__RAW DATA__.
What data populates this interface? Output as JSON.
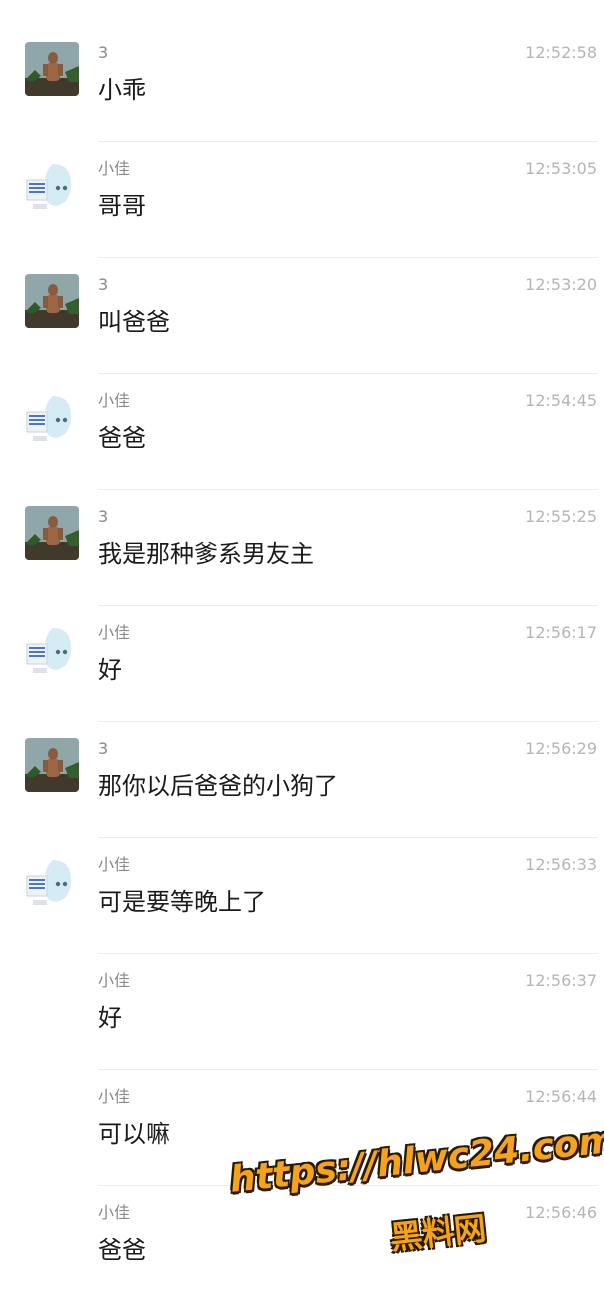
{
  "messages": [
    {
      "sender": "3",
      "time": "12:52:58",
      "text": "小乖",
      "avatar": "man-photo-avatar"
    },
    {
      "sender": "小佳",
      "time": "12:53:05",
      "text": "哥哥",
      "avatar": "anime-sticker-avatar"
    },
    {
      "sender": "3",
      "time": "12:53:20",
      "text": "叫爸爸",
      "avatar": "man-photo-avatar"
    },
    {
      "sender": "小佳",
      "time": "12:54:45",
      "text": "爸爸",
      "avatar": "anime-sticker-avatar"
    },
    {
      "sender": "3",
      "time": "12:55:25",
      "text": "我是那种爹系男友主",
      "avatar": "man-photo-avatar"
    },
    {
      "sender": "小佳",
      "time": "12:56:17",
      "text": "好",
      "avatar": "anime-sticker-avatar"
    },
    {
      "sender": "3",
      "time": "12:56:29",
      "text": "那你以后爸爸的小狗了",
      "avatar": "man-photo-avatar"
    },
    {
      "sender": "小佳",
      "time": "12:56:33",
      "text": "可是要等晚上了",
      "avatar": "anime-sticker-avatar"
    },
    {
      "sender": "小佳",
      "time": "12:56:37",
      "text": "好",
      "avatar": null
    },
    {
      "sender": "小佳",
      "time": "12:56:44",
      "text": "可以嘛",
      "avatar": null
    },
    {
      "sender": "小佳",
      "time": "12:56:46",
      "text": "爸爸",
      "avatar": null
    }
  ],
  "watermark": {
    "url": "https://hlwc24.com",
    "name": "黑料网",
    "color": "#f5a21c"
  },
  "colors": {
    "name": "#8a8a8a",
    "time": "#b5b5b5",
    "text": "#1a1a1a",
    "divider": "#ececec"
  }
}
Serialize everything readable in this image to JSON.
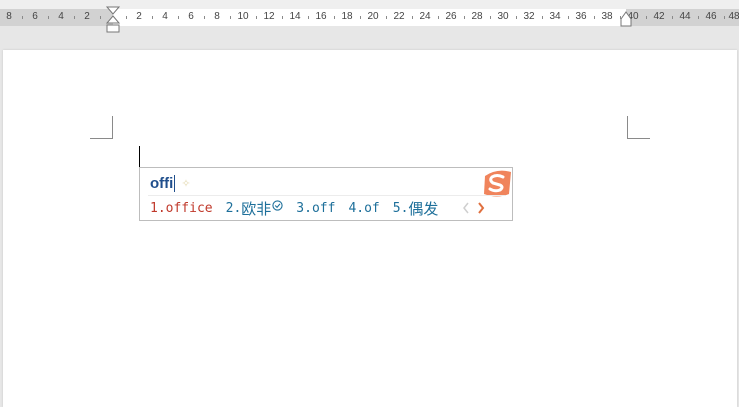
{
  "ruler": {
    "left_labels": [
      "8",
      "6",
      "4",
      "2"
    ],
    "right_labels": [
      "2",
      "4",
      "6",
      "8",
      "10",
      "12",
      "14",
      "16",
      "18",
      "20",
      "22",
      "24",
      "26",
      "28",
      "30",
      "32",
      "34",
      "36",
      "38",
      "40",
      "42",
      "44",
      "46",
      "48"
    ]
  },
  "ime": {
    "composition": "offi",
    "candidates": [
      {
        "index": "1.",
        "text": "office"
      },
      {
        "index": "2.",
        "text": "欧非"
      },
      {
        "index": "3.",
        "text": "off"
      },
      {
        "index": "4.",
        "text": "of"
      },
      {
        "index": "5.",
        "text": "偶发"
      }
    ],
    "nav_prev": "‹",
    "nav_next": "›",
    "colors": {
      "selected": "#c0392b",
      "candidate": "#1d6f9a",
      "logo": "#f0845c"
    }
  }
}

__EXERCISE INSTRUCTIONS__. Repeat each entry precisely as it appears. Leave the pictures out.

__EXERCISE RESULT__.
What data populates this interface? Output as JSON.
{
  "messages": [
    {
      "sender": "3",
      "time": "12:52:58",
      "text": "小乖",
      "avatar": "man-photo-avatar"
    },
    {
      "sender": "小佳",
      "time": "12:53:05",
      "text": "哥哥",
      "avatar": "anime-sticker-avatar"
    },
    {
      "sender": "3",
      "time": "12:53:20",
      "text": "叫爸爸",
      "avatar": "man-photo-avatar"
    },
    {
      "sender": "小佳",
      "time": "12:54:45",
      "text": "爸爸",
      "avatar": "anime-sticker-avatar"
    },
    {
      "sender": "3",
      "time": "12:55:25",
      "text": "我是那种爹系男友主",
      "avatar": "man-photo-avatar"
    },
    {
      "sender": "小佳",
      "time": "12:56:17",
      "text": "好",
      "avatar": "anime-sticker-avatar"
    },
    {
      "sender": "3",
      "time": "12:56:29",
      "text": "那你以后爸爸的小狗了",
      "avatar": "man-photo-avatar"
    },
    {
      "sender": "小佳",
      "time": "12:56:33",
      "text": "可是要等晚上了",
      "avatar": "anime-sticker-avatar"
    },
    {
      "sender": "小佳",
      "time": "12:56:37",
      "text": "好",
      "avatar": null
    },
    {
      "sender": "小佳",
      "time": "12:56:44",
      "text": "可以嘛",
      "avatar": null
    },
    {
      "sender": "小佳",
      "time": "12:56:46",
      "text": "爸爸",
      "avatar": null
    }
  ],
  "watermark": {
    "url": "https://hlwc24.com",
    "name": "黑料网",
    "color": "#f5a21c"
  },
  "colors": {
    "name": "#8a8a8a",
    "time": "#b5b5b5",
    "text": "#1a1a1a",
    "divider": "#ececec"
  }
}
Serialize everything readable in this image to JSON.
{
  "ruler": {
    "left_labels": [
      "8",
      "6",
      "4",
      "2"
    ],
    "right_labels": [
      "2",
      "4",
      "6",
      "8",
      "10",
      "12",
      "14",
      "16",
      "18",
      "20",
      "22",
      "24",
      "26",
      "28",
      "30",
      "32",
      "34",
      "36",
      "38",
      "40",
      "42",
      "44",
      "46",
      "48"
    ]
  },
  "ime": {
    "composition": "offi",
    "candidates": [
      {
        "index": "1.",
        "text": "office"
      },
      {
        "index": "2.",
        "text": "欧非"
      },
      {
        "index": "3.",
        "text": "off"
      },
      {
        "index": "4.",
        "text": "of"
      },
      {
        "index": "5.",
        "text": "偶发"
      }
    ],
    "nav_prev": "‹",
    "nav_next": "›",
    "colors": {
      "selected": "#c0392b",
      "candidate": "#1d6f9a",
      "logo": "#f0845c"
    }
  }
}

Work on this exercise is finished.